# [Data listing]
--- Begin ---

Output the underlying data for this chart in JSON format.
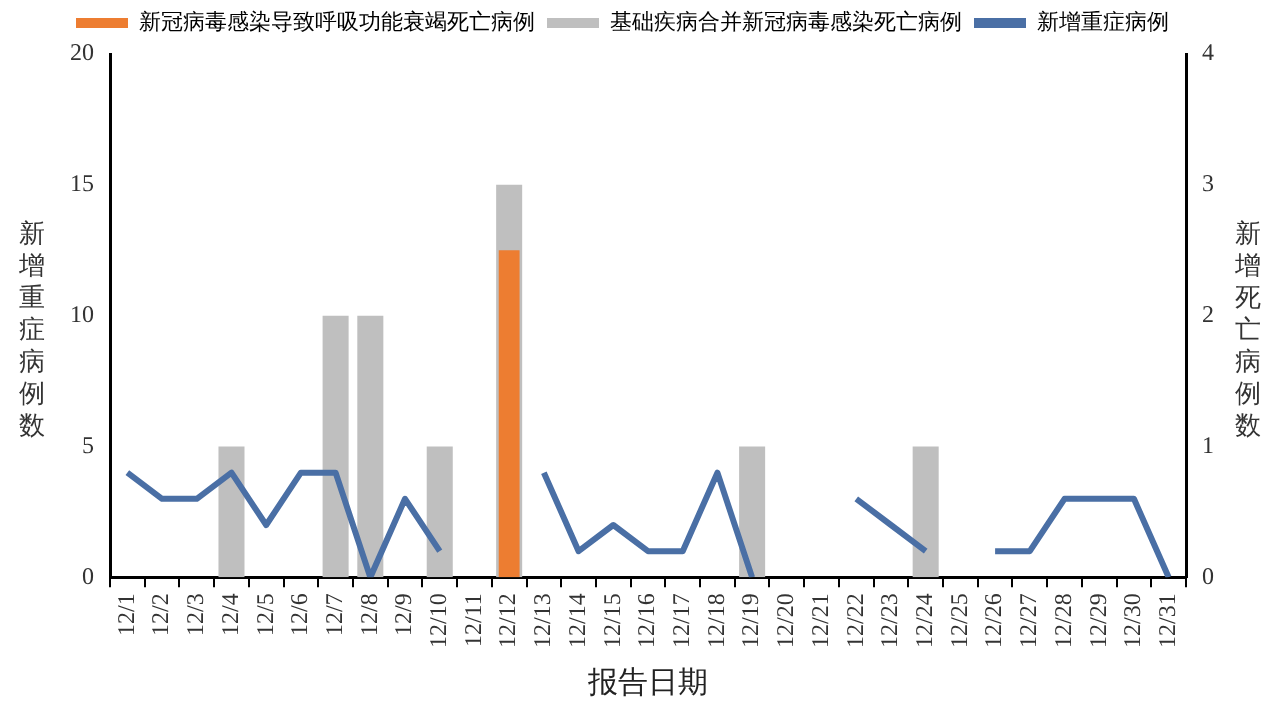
{
  "chart_data": {
    "type": "bar",
    "xlabel": "报告日期",
    "ylabel": "新增重症病例数",
    "y2label": "新增死亡病例数",
    "categories": [
      "12/1",
      "12/2",
      "12/3",
      "12/4",
      "12/5",
      "12/6",
      "12/7",
      "12/8",
      "12/9",
      "12/10",
      "12/11",
      "12/12",
      "12/13",
      "12/14",
      "12/15",
      "12/16",
      "12/17",
      "12/18",
      "12/19",
      "12/20",
      "12/21",
      "12/22",
      "12/23",
      "12/24",
      "12/25",
      "12/26",
      "12/27",
      "12/28",
      "12/29",
      "12/30",
      "12/31"
    ],
    "series": [
      {
        "name": "新冠病毒感染导致呼吸功能衰竭死亡病例",
        "axis": "y2",
        "color": "#ed7d31",
        "values": [
          null,
          null,
          null,
          null,
          null,
          null,
          null,
          null,
          null,
          null,
          null,
          2.5,
          null,
          null,
          null,
          null,
          null,
          null,
          null,
          null,
          null,
          null,
          null,
          null,
          null,
          null,
          null,
          null,
          null,
          null,
          null
        ]
      },
      {
        "name": "基础疾病合并新冠病毒感染死亡病例",
        "axis": "y2",
        "color": "#bfbfbf",
        "values": [
          null,
          null,
          null,
          1,
          null,
          null,
          2,
          2,
          null,
          1,
          null,
          3,
          null,
          null,
          null,
          null,
          null,
          null,
          1,
          null,
          null,
          null,
          null,
          1,
          null,
          null,
          null,
          null,
          null,
          null,
          null
        ]
      },
      {
        "name": "新增重症病例",
        "type": "line",
        "axis": "y",
        "color": "#4a6fa5",
        "values": [
          4,
          3,
          3,
          4,
          2,
          4,
          4,
          0,
          3,
          1,
          null,
          null,
          4,
          1,
          2,
          1,
          1,
          4,
          0,
          null,
          null,
          3,
          2,
          1,
          null,
          1,
          1,
          3,
          3,
          3,
          0
        ]
      }
    ],
    "ylim": [
      0,
      20
    ],
    "yticks": [
      0,
      5,
      10,
      15,
      20
    ],
    "y2lim": [
      0,
      4
    ],
    "y2ticks": [
      0,
      1,
      2,
      3,
      4
    ],
    "grid": false,
    "legend": "top left",
    "marker": "none",
    "line_style": "solid"
  }
}
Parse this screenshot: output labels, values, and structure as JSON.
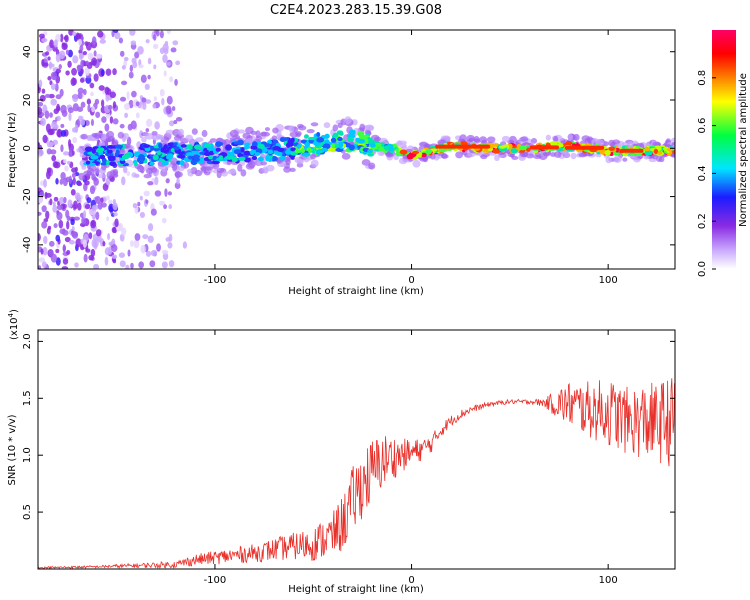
{
  "title": "C2E4.2023.283.15.39.G08",
  "chart_data": [
    {
      "type": "heatmap",
      "xlabel": "Height of straight line (km)",
      "ylabel": "Frequency (Hz)",
      "xlim": [
        -190,
        134
      ],
      "ylim": [
        -50,
        49
      ],
      "x_ticks": [
        -100,
        0,
        100
      ],
      "y_ticks": [
        -40,
        -20,
        0,
        20,
        40
      ],
      "colorbar": {
        "label": "Normalized spectral amplitude",
        "range": [
          0,
          1
        ],
        "ticks": [
          "0.0",
          "0.2",
          "0.4",
          "0.6",
          "0.8"
        ],
        "colormap": [
          "#ffffff",
          "#c9a8ff",
          "#8a2be2",
          "#1c1cff",
          "#00e5ff",
          "#00ff40",
          "#ffff00",
          "#ff8000",
          "#ff0000",
          "#ff0066"
        ]
      },
      "ridge": {
        "x": [
          -160,
          -140,
          -120,
          -100,
          -80,
          -60,
          -40,
          -30,
          -20,
          -10,
          0,
          10,
          20,
          40,
          60,
          80,
          100,
          120,
          134
        ],
        "y": [
          -3,
          -3,
          -2,
          -2,
          -1,
          0,
          3,
          3,
          1,
          0,
          -3,
          -1,
          1,
          0,
          0,
          1,
          -1,
          -1,
          -1
        ]
      }
    },
    {
      "type": "line",
      "xlabel": "Height of straight line (km)",
      "ylabel": "SNR (10 * v/v)",
      "scale_note": "(x10",
      "scale_exp": "4",
      "scale_close": ")",
      "xlim": [
        -190,
        134
      ],
      "ylim": [
        0,
        2.1
      ],
      "x_ticks": [
        -100,
        0,
        100
      ],
      "y_ticks": [
        "0.5",
        "1.0",
        "1.5",
        "2.0"
      ],
      "series": [
        {
          "color": "#e8302a",
          "x": [
            -190,
            -160,
            -140,
            -120,
            -110,
            -100,
            -90,
            -80,
            -70,
            -60,
            -50,
            -40,
            -35,
            -30,
            -25,
            -20,
            -15,
            -10,
            -5,
            0,
            5,
            10,
            15,
            20,
            25,
            30,
            40,
            50,
            60,
            68,
            75,
            80,
            90,
            100,
            110,
            120,
            125,
            130,
            134
          ],
          "y": [
            0.01,
            0.02,
            0.03,
            0.04,
            0.08,
            0.1,
            0.12,
            0.14,
            0.17,
            0.2,
            0.22,
            0.3,
            0.4,
            0.6,
            0.75,
            0.85,
            0.95,
            0.98,
            1.0,
            1.02,
            1.05,
            1.1,
            1.22,
            1.3,
            1.36,
            1.4,
            1.45,
            1.47,
            1.47,
            1.46,
            1.45,
            1.45,
            1.4,
            1.38,
            1.3,
            1.3,
            1.28,
            1.3,
            1.3
          ],
          "noise": [
            0.01,
            0.01,
            0.02,
            0.03,
            0.05,
            0.06,
            0.07,
            0.08,
            0.1,
            0.12,
            0.15,
            0.2,
            0.25,
            0.3,
            0.3,
            0.3,
            0.25,
            0.2,
            0.15,
            0.12,
            0.1,
            0.08,
            0.06,
            0.05,
            0.04,
            0.03,
            0.02,
            0.02,
            0.02,
            0.04,
            0.15,
            0.2,
            0.25,
            0.3,
            0.3,
            0.35,
            0.35,
            0.4,
            0.4
          ]
        }
      ]
    }
  ]
}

--- End ---

# [What the task requires]
Give the number of lines above in which the word "ylabel" occurs, with nothing else.

# [Task answer]
3